#### SUPPLIED ENTRIES
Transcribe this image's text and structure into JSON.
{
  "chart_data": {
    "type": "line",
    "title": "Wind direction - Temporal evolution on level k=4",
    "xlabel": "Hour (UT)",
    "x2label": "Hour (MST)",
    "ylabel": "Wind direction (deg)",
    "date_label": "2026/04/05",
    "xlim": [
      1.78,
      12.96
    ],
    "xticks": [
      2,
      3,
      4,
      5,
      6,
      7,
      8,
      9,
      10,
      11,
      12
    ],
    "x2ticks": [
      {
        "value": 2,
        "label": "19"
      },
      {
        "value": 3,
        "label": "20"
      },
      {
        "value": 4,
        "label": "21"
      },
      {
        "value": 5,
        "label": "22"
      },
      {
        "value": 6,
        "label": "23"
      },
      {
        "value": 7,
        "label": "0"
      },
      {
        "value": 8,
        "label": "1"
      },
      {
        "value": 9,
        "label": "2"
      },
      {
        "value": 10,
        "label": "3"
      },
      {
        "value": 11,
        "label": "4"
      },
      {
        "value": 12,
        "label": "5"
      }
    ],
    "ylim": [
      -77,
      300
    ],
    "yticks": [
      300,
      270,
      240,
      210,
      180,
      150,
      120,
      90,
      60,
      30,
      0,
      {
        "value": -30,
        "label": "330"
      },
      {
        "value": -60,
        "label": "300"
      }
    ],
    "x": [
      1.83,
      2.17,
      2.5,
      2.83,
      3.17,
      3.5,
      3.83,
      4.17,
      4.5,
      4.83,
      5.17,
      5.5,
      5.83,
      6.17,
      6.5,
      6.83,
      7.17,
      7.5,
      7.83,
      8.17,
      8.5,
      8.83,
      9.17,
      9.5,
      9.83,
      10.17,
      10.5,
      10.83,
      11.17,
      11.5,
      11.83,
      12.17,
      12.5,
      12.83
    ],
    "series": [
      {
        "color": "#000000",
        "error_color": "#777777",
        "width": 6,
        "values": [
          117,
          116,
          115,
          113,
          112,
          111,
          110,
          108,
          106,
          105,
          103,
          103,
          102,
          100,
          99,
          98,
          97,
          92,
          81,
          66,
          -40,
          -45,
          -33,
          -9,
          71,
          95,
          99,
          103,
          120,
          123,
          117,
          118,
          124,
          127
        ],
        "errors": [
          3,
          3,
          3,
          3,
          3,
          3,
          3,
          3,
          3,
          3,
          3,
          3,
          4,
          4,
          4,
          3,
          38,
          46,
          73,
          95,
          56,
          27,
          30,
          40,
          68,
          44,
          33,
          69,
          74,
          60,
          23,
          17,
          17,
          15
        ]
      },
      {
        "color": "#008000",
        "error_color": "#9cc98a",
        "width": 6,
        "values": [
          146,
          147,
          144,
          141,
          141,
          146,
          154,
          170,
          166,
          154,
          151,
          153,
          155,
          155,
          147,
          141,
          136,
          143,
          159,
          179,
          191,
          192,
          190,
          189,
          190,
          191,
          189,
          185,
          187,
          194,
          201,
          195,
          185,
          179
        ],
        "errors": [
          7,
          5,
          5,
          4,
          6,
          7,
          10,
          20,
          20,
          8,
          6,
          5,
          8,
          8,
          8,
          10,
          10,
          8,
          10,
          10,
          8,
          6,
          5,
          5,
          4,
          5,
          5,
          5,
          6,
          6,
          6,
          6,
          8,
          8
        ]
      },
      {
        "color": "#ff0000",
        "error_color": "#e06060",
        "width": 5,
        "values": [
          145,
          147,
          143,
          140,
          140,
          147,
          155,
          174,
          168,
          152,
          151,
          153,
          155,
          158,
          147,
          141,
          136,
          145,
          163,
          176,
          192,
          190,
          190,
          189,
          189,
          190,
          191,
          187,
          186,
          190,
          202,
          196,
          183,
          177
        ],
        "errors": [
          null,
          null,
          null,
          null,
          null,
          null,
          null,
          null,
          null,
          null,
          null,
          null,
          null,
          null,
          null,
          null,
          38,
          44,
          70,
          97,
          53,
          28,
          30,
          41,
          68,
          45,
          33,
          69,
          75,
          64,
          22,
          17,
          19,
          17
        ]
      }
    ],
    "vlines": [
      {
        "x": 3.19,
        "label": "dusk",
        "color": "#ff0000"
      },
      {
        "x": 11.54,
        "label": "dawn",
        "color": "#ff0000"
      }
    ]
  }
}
########
**GIVEN TASK**
Above are the records; copy all of them exactly.

**ANSWER TO THE PROBLEM**
Transcribe this image's text and structure into JSON.
{
  "chart_data": {
    "type": "line",
    "title": "Wind direction - Temporal evolution on level k=4",
    "xlabel": "Hour (UT)",
    "x2label": "Hour (MST)",
    "ylabel": "Wind direction (deg)",
    "date_label": "2026/04/05",
    "xlim": [
      1.78,
      12.96
    ],
    "xticks": [
      2,
      3,
      4,
      5,
      6,
      7,
      8,
      9,
      10,
      11,
      12
    ],
    "x2ticks": [
      {
        "value": 2,
        "label": "19"
      },
      {
        "value": 3,
        "label": "20"
      },
      {
        "value": 4,
        "label": "21"
      },
      {
        "value": 5,
        "label": "22"
      },
      {
        "value": 6,
        "label": "23"
      },
      {
        "value": 7,
        "label": "0"
      },
      {
        "value": 8,
        "label": "1"
      },
      {
        "value": 9,
        "label": "2"
      },
      {
        "value": 10,
        "label": "3"
      },
      {
        "value": 11,
        "label": "4"
      },
      {
        "value": 12,
        "label": "5"
      }
    ],
    "ylim": [
      -77,
      300
    ],
    "yticks": [
      300,
      270,
      240,
      210,
      180,
      150,
      120,
      90,
      60,
      30,
      0,
      {
        "value": -30,
        "label": "330"
      },
      {
        "value": -60,
        "label": "300"
      }
    ],
    "x": [
      1.83,
      2.17,
      2.5,
      2.83,
      3.17,
      3.5,
      3.83,
      4.17,
      4.5,
      4.83,
      5.17,
      5.5,
      5.83,
      6.17,
      6.5,
      6.83,
      7.17,
      7.5,
      7.83,
      8.17,
      8.5,
      8.83,
      9.17,
      9.5,
      9.83,
      10.17,
      10.5,
      10.83,
      11.17,
      11.5,
      11.83,
      12.17,
      12.5,
      12.83
    ],
    "series": [
      {
        "color": "#000000",
        "error_color": "#777777",
        "width": 6,
        "values": [
          117,
          116,
          115,
          113,
          112,
          111,
          110,
          108,
          106,
          105,
          103,
          103,
          102,
          100,
          99,
          98,
          97,
          92,
          81,
          66,
          -40,
          -45,
          -33,
          -9,
          71,
          95,
          99,
          103,
          120,
          123,
          117,
          118,
          124,
          127
        ],
        "errors": [
          3,
          3,
          3,
          3,
          3,
          3,
          3,
          3,
          3,
          3,
          3,
          3,
          4,
          4,
          4,
          3,
          38,
          46,
          73,
          95,
          56,
          27,
          30,
          40,
          68,
          44,
          33,
          69,
          74,
          60,
          23,
          17,
          17,
          15
        ]
      },
      {
        "color": "#008000",
        "error_color": "#9cc98a",
        "width": 6,
        "values": [
          146,
          147,
          144,
          141,
          141,
          146,
          154,
          170,
          166,
          154,
          151,
          153,
          155,
          155,
          147,
          141,
          136,
          143,
          159,
          179,
          191,
          192,
          190,
          189,
          190,
          191,
          189,
          185,
          187,
          194,
          201,
          195,
          185,
          179
        ],
        "errors": [
          7,
          5,
          5,
          4,
          6,
          7,
          10,
          20,
          20,
          8,
          6,
          5,
          8,
          8,
          8,
          10,
          10,
          8,
          10,
          10,
          8,
          6,
          5,
          5,
          4,
          5,
          5,
          5,
          6,
          6,
          6,
          6,
          8,
          8
        ]
      },
      {
        "color": "#ff0000",
        "error_color": "#e06060",
        "width": 5,
        "values": [
          145,
          147,
          143,
          140,
          140,
          147,
          155,
          174,
          168,
          152,
          151,
          153,
          155,
          158,
          147,
          141,
          136,
          145,
          163,
          176,
          192,
          190,
          190,
          189,
          189,
          190,
          191,
          187,
          186,
          190,
          202,
          196,
          183,
          177
        ],
        "errors": [
          null,
          null,
          null,
          null,
          null,
          null,
          null,
          null,
          null,
          null,
          null,
          null,
          null,
          null,
          null,
          null,
          38,
          44,
          70,
          97,
          53,
          28,
          30,
          41,
          68,
          45,
          33,
          69,
          75,
          64,
          22,
          17,
          19,
          17
        ]
      }
    ],
    "vlines": [
      {
        "x": 3.19,
        "label": "dusk",
        "color": "#ff0000"
      },
      {
        "x": 11.54,
        "label": "dawn",
        "color": "#ff0000"
      }
    ]
  }
}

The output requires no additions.